* Directions for this task *
Repeat every record below exactly as written.

* Excerpted data *
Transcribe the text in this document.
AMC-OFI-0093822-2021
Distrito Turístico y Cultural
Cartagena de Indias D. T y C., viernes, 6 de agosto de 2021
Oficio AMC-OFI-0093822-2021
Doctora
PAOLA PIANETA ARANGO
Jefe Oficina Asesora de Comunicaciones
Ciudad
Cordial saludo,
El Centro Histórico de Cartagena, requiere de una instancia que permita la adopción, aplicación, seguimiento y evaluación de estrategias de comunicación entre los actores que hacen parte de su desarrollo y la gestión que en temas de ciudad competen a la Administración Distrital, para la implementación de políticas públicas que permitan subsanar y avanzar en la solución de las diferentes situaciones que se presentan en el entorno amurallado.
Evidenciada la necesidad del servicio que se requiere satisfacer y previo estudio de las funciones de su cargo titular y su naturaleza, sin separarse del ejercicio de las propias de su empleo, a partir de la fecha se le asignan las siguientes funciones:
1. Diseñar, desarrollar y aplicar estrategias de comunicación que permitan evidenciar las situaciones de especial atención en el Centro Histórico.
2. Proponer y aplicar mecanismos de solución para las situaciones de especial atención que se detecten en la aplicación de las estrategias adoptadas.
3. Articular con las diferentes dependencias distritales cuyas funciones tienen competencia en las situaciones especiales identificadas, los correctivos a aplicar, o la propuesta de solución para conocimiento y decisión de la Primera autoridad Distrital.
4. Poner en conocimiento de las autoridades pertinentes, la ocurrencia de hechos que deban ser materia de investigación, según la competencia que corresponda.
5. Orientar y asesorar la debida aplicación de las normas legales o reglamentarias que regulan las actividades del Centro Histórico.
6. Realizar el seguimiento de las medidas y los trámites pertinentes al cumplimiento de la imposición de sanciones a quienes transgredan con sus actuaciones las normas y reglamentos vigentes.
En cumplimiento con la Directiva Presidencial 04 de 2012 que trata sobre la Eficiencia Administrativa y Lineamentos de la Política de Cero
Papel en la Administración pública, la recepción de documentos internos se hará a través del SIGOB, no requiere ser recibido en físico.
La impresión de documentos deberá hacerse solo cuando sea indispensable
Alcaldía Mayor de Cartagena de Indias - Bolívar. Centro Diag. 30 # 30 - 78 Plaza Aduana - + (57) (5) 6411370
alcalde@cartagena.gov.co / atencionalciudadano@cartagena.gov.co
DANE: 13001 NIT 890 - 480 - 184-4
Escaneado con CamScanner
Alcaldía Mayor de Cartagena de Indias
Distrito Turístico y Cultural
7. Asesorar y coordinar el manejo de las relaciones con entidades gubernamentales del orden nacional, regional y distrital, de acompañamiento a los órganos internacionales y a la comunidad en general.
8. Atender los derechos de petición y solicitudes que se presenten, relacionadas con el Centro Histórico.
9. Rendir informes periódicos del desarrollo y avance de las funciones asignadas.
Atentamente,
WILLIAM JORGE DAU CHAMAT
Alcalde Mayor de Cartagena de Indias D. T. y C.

* Result for this exercise *
Transcribe the text in this document.
AMC-OFI-0093822-2021
Distrito Turístico y Cultural
Cartagena de Indias D. T y C., viernes, 6 de agosto de 2021
Oficio AMC-OFI-0093822-2021
Doctora
PAOLA PIANETA ARANGO
Jefe Oficina Asesora de Comunicaciones
Ciudad
Cordial saludo,
El Centro Histórico de Cartagena, requiere de una instancia que permita la adopción, aplicación, seguimiento y evaluación de estrategias de comunicación entre los actores que hacen parte de su desarrollo y la gestión que en temas de ciudad competen a la Administración Distrital, para la implementación de políticas públicas que permitan subsanar y avanzar en la solución de las diferentes situaciones que se presentan en el entorno amurallado.
Evidenciada la necesidad del servicio que se requiere satisfacer y previo estudio de las funciones de su cargo titular y su naturaleza, sin separarse del ejercicio de las propias de su empleo, a partir de la fecha se le asignan las siguientes funciones:
1. Diseñar, desarrollar y aplicar estrategias de comunicación que permitan evidenciar las situaciones de especial atención en el Centro Histórico.
2. Proponer y aplicar mecanismos de solución para las situaciones de especial atención que se detecten en la aplicación de las estrategias adoptadas.
3. Articular con las diferentes dependencias distritales cuyas funciones tienen competencia en las situaciones especiales identificadas, los correctivos a aplicar, o la propuesta de solución para conocimiento y decisión de la Primera autoridad Distrital.
4. Poner en conocimiento de las autoridades pertinentes, la ocurrencia de hechos que deban ser materia de investigación, según la competencia que corresponda.
5. Orientar y asesorar la debida aplicación de las normas legales o reglamentarias que regulan las actividades del Centro Histórico.
6. Realizar el seguimiento de las medidas y los trámites pertinentes al cumplimiento de la imposición de sanciones a quienes transgredan con sus actuaciones las normas y reglamentos vigentes.
En cumplimiento con la Directiva Presidencial 04 de 2012 que trata sobre la Eficiencia Administrativa y Lineamentos de la Política de Cero
Papel en la Administración pública, la recepción de documentos internos se hará a través del SIGOB, no requiere ser recibido en físico.
La impresión de documentos deberá hacerse solo cuando sea indispensable
Alcaldía Mayor de Cartagena de Indias - Bolívar. Centro Diag. 30 # 30 - 78 Plaza Aduana - + (57) (5) 6411370
alcalde@cartagena.gov.co / atencionalciudadano@cartagena.gov.co
DANE: 13001 NIT 890 - 480 - 184-4
Escaneado con CamScanner
Alcaldía Mayor de Cartagena de Indias
Distrito Turístico y Cultural
7. Asesorar y coordinar el manejo de las relaciones con entidades gubernamentales del orden nacional, regional y distrital, de acompañamiento a los órganos internacionales y a la comunidad en general.
8. Atender los derechos de petición y solicitudes que se presenten, relacionadas con el Centro Histórico.
9. Rendir informes periódicos del desarrollo y avance de las funciones asignadas.
Atentamente,
WILLIAM JORGE DAU CHAMAT
Alcalde Mayor de Cartagena de Indias D. T. y C.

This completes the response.